Records from a dataset:
--- start ---

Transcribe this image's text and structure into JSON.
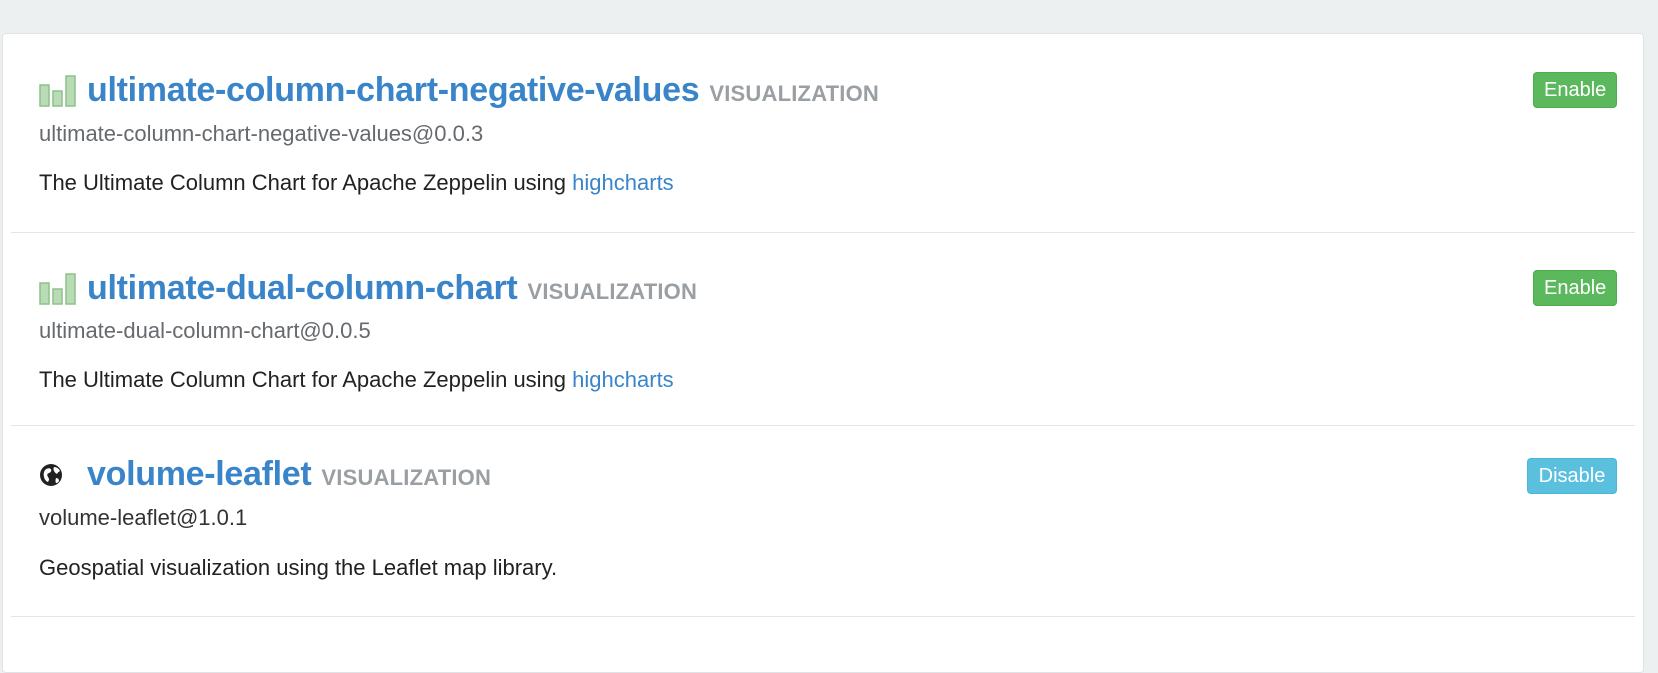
{
  "packages": [
    {
      "icon": "bar-chart-icon",
      "name": "ultimate-column-chart-negative-values",
      "type": "VISUALIZATION",
      "artifact": "ultimate-column-chart-negative-values@0.0.3",
      "description": "The Ultimate Column Chart for Apache Zeppelin using",
      "link_text": "highcharts",
      "button": "Enable"
    },
    {
      "icon": "bar-chart-icon",
      "name": "ultimate-dual-column-chart",
      "type": "VISUALIZATION",
      "artifact": "ultimate-dual-column-chart@0.0.5",
      "description": "The Ultimate Column Chart for Apache Zeppelin using",
      "link_text": "highcharts",
      "button": "Enable"
    },
    {
      "icon": "globe-icon",
      "name": "volume-leaflet",
      "type": "VISUALIZATION",
      "artifact": "volume-leaflet@1.0.1",
      "description": "Geospatial visualization using the Leaflet map library.",
      "button": "Disable"
    }
  ],
  "colors": {
    "link": "#3a85c9",
    "enable": "#5cb85c",
    "disable": "#5bc0de",
    "type_label": "#9a9fa3"
  }
}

--- end ---

Exclude the images and reproduce the remaining data exactly.

Transcribe this image's text and structure into JSON.
{
  "packages": [
    {
      "icon": "bar-chart-icon",
      "name": "ultimate-column-chart-negative-values",
      "type": "VISUALIZATION",
      "artifact": "ultimate-column-chart-negative-values@0.0.3",
      "description": "The Ultimate Column Chart for Apache Zeppelin using",
      "link_text": "highcharts",
      "button": "Enable"
    },
    {
      "icon": "bar-chart-icon",
      "name": "ultimate-dual-column-chart",
      "type": "VISUALIZATION",
      "artifact": "ultimate-dual-column-chart@0.0.5",
      "description": "The Ultimate Column Chart for Apache Zeppelin using",
      "link_text": "highcharts",
      "button": "Enable"
    },
    {
      "icon": "globe-icon",
      "name": "volume-leaflet",
      "type": "VISUALIZATION",
      "artifact": "volume-leaflet@1.0.1",
      "description": "Geospatial visualization using the Leaflet map library.",
      "button": "Disable"
    }
  ],
  "colors": {
    "link": "#3a85c9",
    "enable": "#5cb85c",
    "disable": "#5bc0de",
    "type_label": "#9a9fa3"
  }
}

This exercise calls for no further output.